* **WHAT NEEDS TO BE DONE**:
Give all of the lines again exactly as they read.
[begin EXTRACTED ENTRIES]
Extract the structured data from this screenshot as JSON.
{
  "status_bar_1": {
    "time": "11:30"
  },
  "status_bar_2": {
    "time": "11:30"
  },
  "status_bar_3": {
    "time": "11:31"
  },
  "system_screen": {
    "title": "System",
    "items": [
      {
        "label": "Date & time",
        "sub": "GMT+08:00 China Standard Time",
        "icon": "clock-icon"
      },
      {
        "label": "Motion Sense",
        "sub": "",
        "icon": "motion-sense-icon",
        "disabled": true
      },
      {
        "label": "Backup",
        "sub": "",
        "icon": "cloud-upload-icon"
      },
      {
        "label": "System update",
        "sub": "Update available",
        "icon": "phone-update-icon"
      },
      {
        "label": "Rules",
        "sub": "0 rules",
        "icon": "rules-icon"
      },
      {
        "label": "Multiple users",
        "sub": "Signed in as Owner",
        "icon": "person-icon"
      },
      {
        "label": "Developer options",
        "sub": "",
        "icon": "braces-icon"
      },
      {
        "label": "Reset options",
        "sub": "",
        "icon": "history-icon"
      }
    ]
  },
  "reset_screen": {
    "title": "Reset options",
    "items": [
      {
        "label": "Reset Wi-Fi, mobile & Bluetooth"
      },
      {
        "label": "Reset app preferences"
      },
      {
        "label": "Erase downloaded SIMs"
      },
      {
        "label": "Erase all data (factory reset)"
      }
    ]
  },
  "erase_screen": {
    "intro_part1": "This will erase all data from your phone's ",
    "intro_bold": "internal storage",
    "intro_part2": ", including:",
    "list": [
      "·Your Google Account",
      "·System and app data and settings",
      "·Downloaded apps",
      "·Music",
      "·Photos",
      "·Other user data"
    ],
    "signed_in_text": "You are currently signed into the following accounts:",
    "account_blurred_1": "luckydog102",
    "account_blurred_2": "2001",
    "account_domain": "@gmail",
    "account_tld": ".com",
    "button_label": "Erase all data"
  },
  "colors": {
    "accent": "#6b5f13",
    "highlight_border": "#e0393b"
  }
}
[end EXTRACTED ENTRIES]
* **ANSWER TO THIS EXERCISE**:
Extract the structured data from this screenshot as JSON.
{
  "status_bar_1": {
    "time": "11:30"
  },
  "status_bar_2": {
    "time": "11:30"
  },
  "status_bar_3": {
    "time": "11:31"
  },
  "system_screen": {
    "title": "System",
    "items": [
      {
        "label": "Date & time",
        "sub": "GMT+08:00 China Standard Time",
        "icon": "clock-icon"
      },
      {
        "label": "Motion Sense",
        "sub": "",
        "icon": "motion-sense-icon",
        "disabled": true
      },
      {
        "label": "Backup",
        "sub": "",
        "icon": "cloud-upload-icon"
      },
      {
        "label": "System update",
        "sub": "Update available",
        "icon": "phone-update-icon"
      },
      {
        "label": "Rules",
        "sub": "0 rules",
        "icon": "rules-icon"
      },
      {
        "label": "Multiple users",
        "sub": "Signed in as Owner",
        "icon": "person-icon"
      },
      {
        "label": "Developer options",
        "sub": "",
        "icon": "braces-icon"
      },
      {
        "label": "Reset options",
        "sub": "",
        "icon": "history-icon"
      }
    ]
  },
  "reset_screen": {
    "title": "Reset options",
    "items": [
      {
        "label": "Reset Wi-Fi, mobile & Bluetooth"
      },
      {
        "label": "Reset app preferences"
      },
      {
        "label": "Erase downloaded SIMs"
      },
      {
        "label": "Erase all data (factory reset)"
      }
    ]
  },
  "erase_screen": {
    "intro_part1": "This will erase all data from your phone's ",
    "intro_bold": "internal storage",
    "intro_part2": ", including:",
    "list": [
      "·Your Google Account",
      "·System and app data and settings",
      "·Downloaded apps",
      "·Music",
      "·Photos",
      "·Other user data"
    ],
    "signed_in_text": "You are currently signed into the following accounts:",
    "account_blurred_1": "luckydog102",
    "account_blurred_2": "2001",
    "account_domain": "@gmail",
    "account_tld": ".com",
    "button_label": "Erase all data"
  },
  "colors": {
    "accent": "#6b5f13",
    "highlight_border": "#e0393b"
  }
}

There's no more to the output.